Description of the task -> Here are some entries; quote each one exactly.

(Records that describe figures)
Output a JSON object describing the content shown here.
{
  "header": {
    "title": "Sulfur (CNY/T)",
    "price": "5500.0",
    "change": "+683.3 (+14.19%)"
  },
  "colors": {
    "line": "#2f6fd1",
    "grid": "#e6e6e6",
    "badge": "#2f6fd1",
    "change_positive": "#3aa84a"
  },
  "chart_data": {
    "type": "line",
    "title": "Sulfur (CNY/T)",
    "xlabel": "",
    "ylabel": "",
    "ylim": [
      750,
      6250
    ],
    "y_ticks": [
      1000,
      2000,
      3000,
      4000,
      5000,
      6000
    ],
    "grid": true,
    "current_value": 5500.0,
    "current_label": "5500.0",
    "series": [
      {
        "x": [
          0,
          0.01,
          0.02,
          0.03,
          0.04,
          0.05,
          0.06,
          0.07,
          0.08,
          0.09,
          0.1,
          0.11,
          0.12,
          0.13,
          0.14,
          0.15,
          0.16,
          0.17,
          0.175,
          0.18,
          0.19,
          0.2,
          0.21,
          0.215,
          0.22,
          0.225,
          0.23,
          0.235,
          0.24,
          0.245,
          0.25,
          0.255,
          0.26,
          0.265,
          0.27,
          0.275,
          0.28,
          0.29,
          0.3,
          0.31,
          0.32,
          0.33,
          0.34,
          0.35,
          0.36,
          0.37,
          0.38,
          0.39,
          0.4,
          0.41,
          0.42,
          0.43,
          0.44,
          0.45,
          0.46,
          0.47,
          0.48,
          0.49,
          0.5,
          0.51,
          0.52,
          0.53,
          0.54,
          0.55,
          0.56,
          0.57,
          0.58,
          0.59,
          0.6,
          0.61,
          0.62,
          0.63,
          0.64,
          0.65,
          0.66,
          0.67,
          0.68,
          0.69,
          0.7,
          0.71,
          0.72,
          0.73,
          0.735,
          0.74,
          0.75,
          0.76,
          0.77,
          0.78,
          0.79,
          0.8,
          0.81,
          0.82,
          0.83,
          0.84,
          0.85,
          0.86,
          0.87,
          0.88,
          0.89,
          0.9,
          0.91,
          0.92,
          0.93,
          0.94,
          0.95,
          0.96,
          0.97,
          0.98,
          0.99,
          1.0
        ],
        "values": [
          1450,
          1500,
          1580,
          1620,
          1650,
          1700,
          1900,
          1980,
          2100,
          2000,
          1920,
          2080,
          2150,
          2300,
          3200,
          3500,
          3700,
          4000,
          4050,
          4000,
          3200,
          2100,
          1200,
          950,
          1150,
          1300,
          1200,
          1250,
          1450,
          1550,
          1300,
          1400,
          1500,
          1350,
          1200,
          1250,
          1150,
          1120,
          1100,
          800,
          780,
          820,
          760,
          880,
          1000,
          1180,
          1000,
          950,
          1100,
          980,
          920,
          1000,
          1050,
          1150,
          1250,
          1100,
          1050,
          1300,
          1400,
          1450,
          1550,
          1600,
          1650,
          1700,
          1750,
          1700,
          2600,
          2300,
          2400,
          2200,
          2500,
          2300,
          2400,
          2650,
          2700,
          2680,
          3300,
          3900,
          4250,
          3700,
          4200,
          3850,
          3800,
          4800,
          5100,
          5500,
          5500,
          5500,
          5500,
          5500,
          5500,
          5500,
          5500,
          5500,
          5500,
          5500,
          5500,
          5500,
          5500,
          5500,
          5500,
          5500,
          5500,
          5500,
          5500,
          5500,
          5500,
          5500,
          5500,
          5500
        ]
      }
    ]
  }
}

Answer below ->
Output a JSON object describing the content shown here.
{
  "header": {
    "title": "Sulfur (CNY/T)",
    "price": "5500.0",
    "change": "+683.3 (+14.19%)"
  },
  "colors": {
    "line": "#2f6fd1",
    "grid": "#e6e6e6",
    "badge": "#2f6fd1",
    "change_positive": "#3aa84a"
  },
  "chart_data": {
    "type": "line",
    "title": "Sulfur (CNY/T)",
    "xlabel": "",
    "ylabel": "",
    "ylim": [
      750,
      6250
    ],
    "y_ticks": [
      1000,
      2000,
      3000,
      4000,
      5000,
      6000
    ],
    "grid": true,
    "current_value": 5500.0,
    "current_label": "5500.0",
    "series": [
      {
        "x": [
          0,
          0.01,
          0.02,
          0.03,
          0.04,
          0.05,
          0.06,
          0.07,
          0.08,
          0.09,
          0.1,
          0.11,
          0.12,
          0.13,
          0.14,
          0.15,
          0.16,
          0.17,
          0.175,
          0.18,
          0.19,
          0.2,
          0.21,
          0.215,
          0.22,
          0.225,
          0.23,
          0.235,
          0.24,
          0.245,
          0.25,
          0.255,
          0.26,
          0.265,
          0.27,
          0.275,
          0.28,
          0.29,
          0.3,
          0.31,
          0.32,
          0.33,
          0.34,
          0.35,
          0.36,
          0.37,
          0.38,
          0.39,
          0.4,
          0.41,
          0.42,
          0.43,
          0.44,
          0.45,
          0.46,
          0.47,
          0.48,
          0.49,
          0.5,
          0.51,
          0.52,
          0.53,
          0.54,
          0.55,
          0.56,
          0.57,
          0.58,
          0.59,
          0.6,
          0.61,
          0.62,
          0.63,
          0.64,
          0.65,
          0.66,
          0.67,
          0.68,
          0.69,
          0.7,
          0.71,
          0.72,
          0.73,
          0.735,
          0.74,
          0.75,
          0.76,
          0.77,
          0.78,
          0.79,
          0.8,
          0.81,
          0.82,
          0.83,
          0.84,
          0.85,
          0.86,
          0.87,
          0.88,
          0.89,
          0.9,
          0.91,
          0.92,
          0.93,
          0.94,
          0.95,
          0.96,
          0.97,
          0.98,
          0.99,
          1.0
        ],
        "values": [
          1450,
          1500,
          1580,
          1620,
          1650,
          1700,
          1900,
          1980,
          2100,
          2000,
          1920,
          2080,
          2150,
          2300,
          3200,
          3500,
          3700,
          4000,
          4050,
          4000,
          3200,
          2100,
          1200,
          950,
          1150,
          1300,
          1200,
          1250,
          1450,
          1550,
          1300,
          1400,
          1500,
          1350,
          1200,
          1250,
          1150,
          1120,
          1100,
          800,
          780,
          820,
          760,
          880,
          1000,
          1180,
          1000,
          950,
          1100,
          980,
          920,
          1000,
          1050,
          1150,
          1250,
          1100,
          1050,
          1300,
          1400,
          1450,
          1550,
          1600,
          1650,
          1700,
          1750,
          1700,
          2600,
          2300,
          2400,
          2200,
          2500,
          2300,
          2400,
          2650,
          2700,
          2680,
          3300,
          3900,
          4250,
          3700,
          4200,
          3850,
          3800,
          4800,
          5100,
          5500,
          5500,
          5500,
          5500,
          5500,
          5500,
          5500,
          5500,
          5500,
          5500,
          5500,
          5500,
          5500,
          5500,
          5500,
          5500,
          5500,
          5500,
          5500,
          5500,
          5500,
          5500,
          5500,
          5500,
          5500
        ]
      }
    ]
  }
}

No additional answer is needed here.